WHAT THE TASK REQUIRES: Render the listing lines as a JSON array of strings, one string per line, with blank lines omitted. Begin at the line containing "qr-code <box>0 440 26 528</box>" and stop after the line containing "hot-title: 热门文章 <box>658 493 719 511</box>".

LISTED ENTRIES:
↓

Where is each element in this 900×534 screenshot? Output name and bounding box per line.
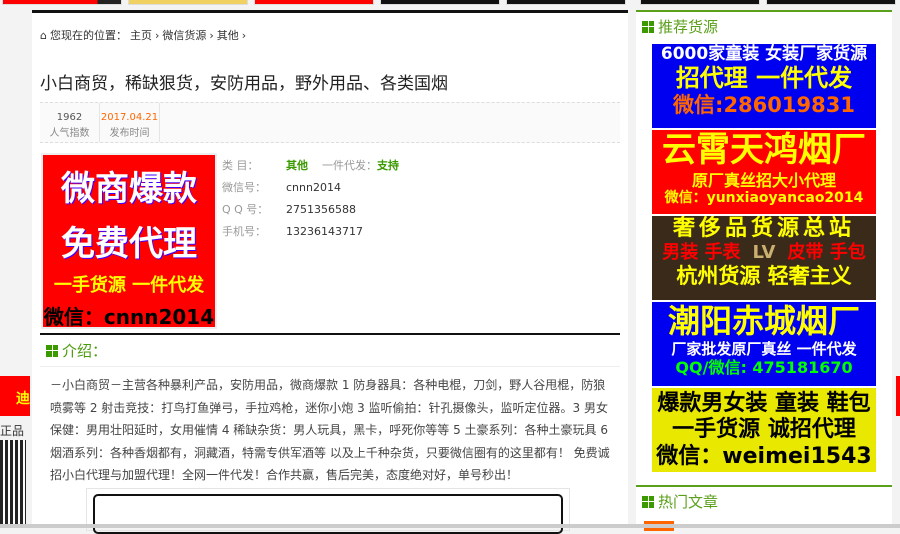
qr-code <box>0 440 26 528</box>
ad-line: 男装 手表 <box>662 242 741 264</box>
thumb-line1: 微商爆款 <box>61 169 197 209</box>
left-float-label: 正品 <box>0 424 25 438</box>
hot-articles-panel: 热门文章 <box>636 485 892 531</box>
ad-line: 微信:286019831 <box>673 93 855 118</box>
grid-icon <box>642 20 654 33</box>
ad-line: 原厂真丝招大小代理 <box>691 170 836 190</box>
chevron-right-icon: › <box>154 28 160 42</box>
top-banner-7[interactable] <box>766 0 896 5</box>
date-stat: 2017.04.21 发布时间 <box>100 103 160 142</box>
category-link[interactable]: 其他 <box>286 155 308 177</box>
ad-line: 潮阳赤城烟厂 <box>667 302 860 340</box>
product-image: 微商爆款 免费代理 一手货源 一件代发 微信：cnnn2014 <box>41 153 217 329</box>
qq-label: Q Q 号： <box>222 203 269 216</box>
views-value: 1962 <box>56 112 83 123</box>
hot-title: 热门文章 <box>658 493 719 511</box>
contact-info: 类 目： 其他 一件代发： 支持 微信号： cnnn2014 Q Q 号： 2751356… <box>222 155 399 243</box>
ad-banner-yunxiao[interactable]: 云霄天鸿烟厂 原厂真丝招大小代理 微信：yunxiaoyancao2014 <box>652 130 876 214</box>
ad-line: 微信：yunxiaoyancao2014 <box>664 189 864 206</box>
ad-line: 微信：weimei1543 <box>656 443 872 469</box>
ad-banner-luxury[interactable]: 奢侈品货源总站 男装 手表 LV 皮带 手包 杭州货源 轻奢主义 <box>652 216 876 300</box>
phone-label: 手机号： <box>222 225 266 238</box>
ad-line: 招代理 一件代发 <box>675 64 853 93</box>
chevron-right-icon: › <box>241 28 247 42</box>
ad-line: 爆款男女装 童装 鞋包 <box>657 391 871 416</box>
right-float-ad[interactable] <box>896 376 900 416</box>
intro-title: 介绍： <box>62 342 108 360</box>
left-ad-text: 迪 <box>16 391 30 407</box>
top-banner-6[interactable] <box>640 0 760 5</box>
breadcrumb-other[interactable]: 其他 <box>217 27 239 43</box>
horizontal-scrollbar[interactable] <box>0 524 900 528</box>
ad-banner-fashion[interactable]: 爆款男女装 童装 鞋包 一手货源 诚招代理 微信：weimei1543 <box>652 388 876 472</box>
qq-value: 2751356588 <box>286 203 356 216</box>
breadcrumb-prefix: 您现在的位置： <box>49 29 127 42</box>
phone-value: 13236143717 <box>286 225 363 238</box>
date-label: 发布时间 <box>109 128 150 139</box>
top-banner-5[interactable] <box>506 0 626 5</box>
recommended-title: 推荐货源 <box>658 18 719 36</box>
wechat-value: cnnn2014 <box>286 181 341 194</box>
breadcrumb-home[interactable]: 主页 <box>130 27 152 43</box>
intro-heading: 介绍： <box>40 333 620 367</box>
ad-line: 厂家批发原厂真丝 一件代发 <box>671 340 857 359</box>
ad-line: 云霄天鸿烟厂 <box>662 130 866 170</box>
hot-heading: 热门文章 <box>636 487 892 516</box>
lv-logo: LV <box>752 242 776 264</box>
recommended-panel: 推荐货源 6000家童装 女装厂家货源 招代理 一件代发 微信:28601983… <box>636 10 892 486</box>
chevron-right-icon: › <box>209 28 214 42</box>
thumb-line3: 一手货源 一件代发 <box>53 275 205 296</box>
wechat-label: 微信号： <box>222 181 266 194</box>
category-label: 类 目： <box>222 159 259 172</box>
date-value: 2017.04.21 <box>100 112 159 123</box>
ad-line: QQ/微信: 475181670 <box>675 358 853 378</box>
recommended-heading: 推荐货源 <box>636 12 892 41</box>
ad-line: 皮带 手包 <box>787 242 866 264</box>
article-stats: 1962 人气指数 2017.04.21 发布时间 <box>40 102 620 143</box>
article-panel: ⌂ 您现在的位置： 主页 › 微信货源 › 其他 › 小白商贸，稀缺狠货，安防用… <box>32 10 628 534</box>
ad-banner-kids-clothing[interactable]: 6000家童装 女装厂家货源 招代理 一件代发 微信:286019831 <box>652 44 876 128</box>
dropship-value: 支持 <box>377 159 399 172</box>
left-float-ad[interactable]: 迪 <box>0 376 30 416</box>
breadcrumb-wechat-sources[interactable]: 微信货源 <box>162 27 206 43</box>
ad-line: 一手货源 诚招代理 <box>672 417 856 443</box>
ad-banner-chaoyang[interactable]: 潮阳赤城烟厂 厂家批发原厂真丝 一件代发 QQ/微信: 475181670 <box>652 302 876 386</box>
dropship-label: 一件代发： <box>322 159 377 172</box>
thumb-line2: 免费代理 <box>61 224 197 264</box>
thumb-line4: 微信：cnnn2014 <box>43 305 215 329</box>
top-banner-1[interactable] <box>2 0 122 5</box>
views-label: 人气指数 <box>49 128 90 139</box>
grid-icon <box>46 344 58 357</box>
intro-text: －小白商贸－主营各种暴利产品，安防用品，微商爆款 1 防身器具：各种电棍，刀剑，… <box>50 378 610 482</box>
breadcrumb: ⌂ 您现在的位置： 主页 › 微信货源 › 其他 › <box>40 27 246 43</box>
grid-icon <box>642 495 654 508</box>
ad-line: 杭州货源 轻奢主义 <box>676 263 852 288</box>
home-icon: ⌂ <box>40 28 47 42</box>
ad-line: 奢侈品货源总站 <box>672 216 855 241</box>
top-banner-3[interactable] <box>254 0 374 5</box>
ad-line: 6000家童装 女装厂家货源 <box>660 44 868 64</box>
top-banner-2[interactable] <box>128 0 248 5</box>
views-stat: 1962 人气指数 <box>40 103 100 142</box>
page-title: 小白商贸，稀缺狠货，安防用品，野外用品、各类国烟 <box>40 74 448 94</box>
top-banner-4[interactable] <box>380 0 500 5</box>
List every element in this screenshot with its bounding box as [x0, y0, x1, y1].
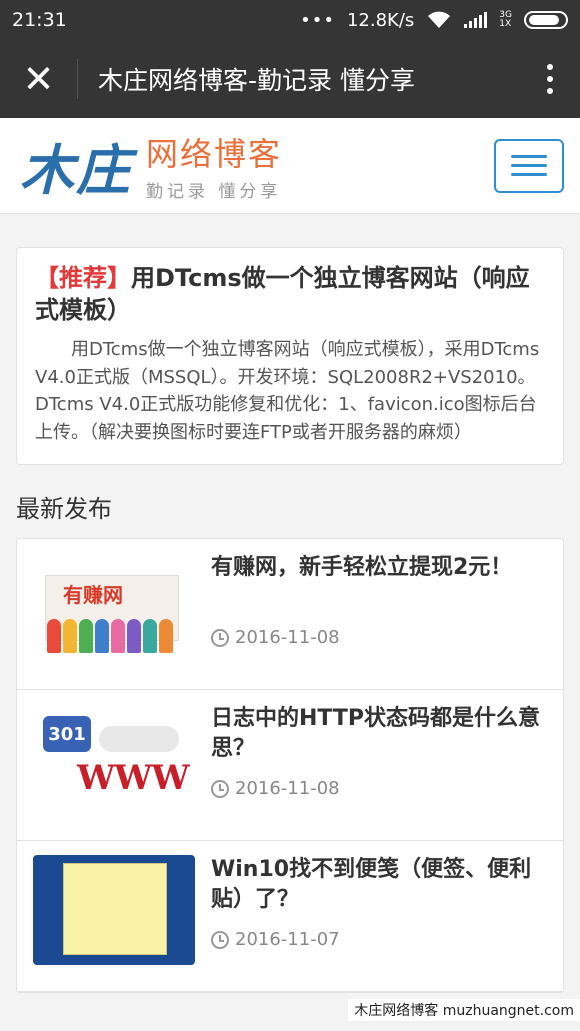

↑

COMPLETE RESPONSE:
[
  "qr-code <box>0 440 26 528</box>",
  "ad-line: 男装 手表 <box>662 242 741 264</box>",
  "thumb-line1: 微商爆款 <box>61 169 197 209</box>",
  "left-float-label: 正品 <box>0 424 25 438</box>",
  "hot-articles-panel: 热门文章 <box>636 485 892 531</box>",
  "ad-line: 微信:286019831 <box>673 93 855 118</box>",
  "grid-icon <box>642 20 654 33</box>",
  "ad-line: 原厂真丝招大小代理 <box>691 170 836 190</box>",
  "chevron-right-icon: › <box>154 28 160 42</box>",
  "top-banner-7[interactable] <box>766 0 896 5</box>",
  "date-stat: 2017.04.21 发布时间 <box>100 103 160 142</box>",
  "category-link[interactable]: 其他 <box>286 155 308 177</box>",
  "ad-line: 潮阳赤城烟厂 <box>667 302 860 340</box>",
  "product-image: 微商爆款 免费代理 一手货源 一件代发 微信：cnnn2014 <box>41 153 217 329</box>",
  "qq-label: Q Q 号： <box>222 203 269 216</box>",
  "views-value: 1962 <box>56 112 83 123</box>",
  "hot-title: 热门文章 <box>658 493 719 511</box>"
]